_TO DO_
Determine the count of lines holding "работников" and give that count alone.

Begin

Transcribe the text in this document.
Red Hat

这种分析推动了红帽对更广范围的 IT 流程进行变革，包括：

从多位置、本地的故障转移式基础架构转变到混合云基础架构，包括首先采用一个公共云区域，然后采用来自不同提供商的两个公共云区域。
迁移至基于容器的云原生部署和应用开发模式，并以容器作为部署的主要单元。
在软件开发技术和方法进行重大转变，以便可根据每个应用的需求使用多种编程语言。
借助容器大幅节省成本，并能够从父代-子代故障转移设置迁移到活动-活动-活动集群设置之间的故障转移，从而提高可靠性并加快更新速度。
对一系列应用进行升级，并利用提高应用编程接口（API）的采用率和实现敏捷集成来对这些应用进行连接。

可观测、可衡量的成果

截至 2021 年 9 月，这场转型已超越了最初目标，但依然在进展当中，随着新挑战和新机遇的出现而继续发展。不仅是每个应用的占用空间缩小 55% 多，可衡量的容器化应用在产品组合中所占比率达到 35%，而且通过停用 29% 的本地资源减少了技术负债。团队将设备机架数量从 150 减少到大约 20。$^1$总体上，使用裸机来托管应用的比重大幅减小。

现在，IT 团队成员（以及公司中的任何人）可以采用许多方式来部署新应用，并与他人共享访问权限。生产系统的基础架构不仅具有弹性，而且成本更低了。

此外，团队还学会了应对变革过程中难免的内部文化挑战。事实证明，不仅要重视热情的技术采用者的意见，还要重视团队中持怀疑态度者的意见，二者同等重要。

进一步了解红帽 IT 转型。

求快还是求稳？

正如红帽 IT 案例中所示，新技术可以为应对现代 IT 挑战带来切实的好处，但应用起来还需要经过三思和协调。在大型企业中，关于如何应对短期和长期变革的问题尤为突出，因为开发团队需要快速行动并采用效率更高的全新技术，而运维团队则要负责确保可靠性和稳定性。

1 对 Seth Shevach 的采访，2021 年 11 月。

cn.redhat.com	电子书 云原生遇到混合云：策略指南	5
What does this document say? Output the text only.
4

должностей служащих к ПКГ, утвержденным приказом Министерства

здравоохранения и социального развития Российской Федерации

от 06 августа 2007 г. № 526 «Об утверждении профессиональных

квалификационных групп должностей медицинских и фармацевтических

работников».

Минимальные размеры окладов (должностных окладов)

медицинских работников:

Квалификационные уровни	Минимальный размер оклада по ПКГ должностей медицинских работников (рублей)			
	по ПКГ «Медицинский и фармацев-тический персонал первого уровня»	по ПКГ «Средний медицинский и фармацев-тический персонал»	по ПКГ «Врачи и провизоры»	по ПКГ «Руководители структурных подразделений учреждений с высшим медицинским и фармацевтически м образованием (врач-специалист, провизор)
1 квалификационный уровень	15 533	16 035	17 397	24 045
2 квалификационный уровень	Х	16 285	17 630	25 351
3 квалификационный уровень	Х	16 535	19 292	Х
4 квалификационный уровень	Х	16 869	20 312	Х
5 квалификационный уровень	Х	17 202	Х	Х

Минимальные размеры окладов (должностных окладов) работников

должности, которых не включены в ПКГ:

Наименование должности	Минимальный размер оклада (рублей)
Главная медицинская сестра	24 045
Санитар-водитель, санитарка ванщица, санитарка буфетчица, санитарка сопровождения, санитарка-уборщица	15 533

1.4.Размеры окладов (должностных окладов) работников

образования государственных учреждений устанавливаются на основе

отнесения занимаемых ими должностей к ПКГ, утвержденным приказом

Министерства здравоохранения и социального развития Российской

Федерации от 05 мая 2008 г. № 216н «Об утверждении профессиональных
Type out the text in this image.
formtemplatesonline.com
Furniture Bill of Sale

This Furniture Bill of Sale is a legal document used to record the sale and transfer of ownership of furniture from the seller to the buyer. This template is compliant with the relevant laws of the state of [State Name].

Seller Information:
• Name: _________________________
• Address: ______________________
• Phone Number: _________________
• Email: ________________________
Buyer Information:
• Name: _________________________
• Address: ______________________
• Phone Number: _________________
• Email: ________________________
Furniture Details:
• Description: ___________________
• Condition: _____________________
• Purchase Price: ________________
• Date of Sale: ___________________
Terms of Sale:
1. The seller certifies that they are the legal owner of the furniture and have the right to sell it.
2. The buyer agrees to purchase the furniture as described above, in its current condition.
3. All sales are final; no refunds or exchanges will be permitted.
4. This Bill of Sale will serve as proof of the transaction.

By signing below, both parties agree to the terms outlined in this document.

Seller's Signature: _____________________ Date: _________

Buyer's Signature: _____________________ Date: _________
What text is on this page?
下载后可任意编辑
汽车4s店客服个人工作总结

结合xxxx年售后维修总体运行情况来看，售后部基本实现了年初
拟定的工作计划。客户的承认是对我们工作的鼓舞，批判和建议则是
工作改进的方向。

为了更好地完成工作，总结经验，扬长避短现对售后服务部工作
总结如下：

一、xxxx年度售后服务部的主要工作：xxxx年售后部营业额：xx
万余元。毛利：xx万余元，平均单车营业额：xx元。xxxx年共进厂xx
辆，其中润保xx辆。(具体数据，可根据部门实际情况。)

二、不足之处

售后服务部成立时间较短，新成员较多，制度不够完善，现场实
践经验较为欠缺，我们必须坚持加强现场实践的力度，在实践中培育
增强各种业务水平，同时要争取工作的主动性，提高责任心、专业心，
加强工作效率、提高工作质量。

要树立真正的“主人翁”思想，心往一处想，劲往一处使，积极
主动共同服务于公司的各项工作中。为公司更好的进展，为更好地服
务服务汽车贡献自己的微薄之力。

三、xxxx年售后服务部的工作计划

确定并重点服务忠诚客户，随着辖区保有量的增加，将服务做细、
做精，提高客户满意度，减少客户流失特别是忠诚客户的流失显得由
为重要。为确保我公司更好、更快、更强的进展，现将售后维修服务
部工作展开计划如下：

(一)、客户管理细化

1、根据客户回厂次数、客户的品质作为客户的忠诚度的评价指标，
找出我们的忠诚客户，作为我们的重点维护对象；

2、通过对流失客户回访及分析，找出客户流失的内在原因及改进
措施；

End

_RESULT OF THIS EXERCISE_
5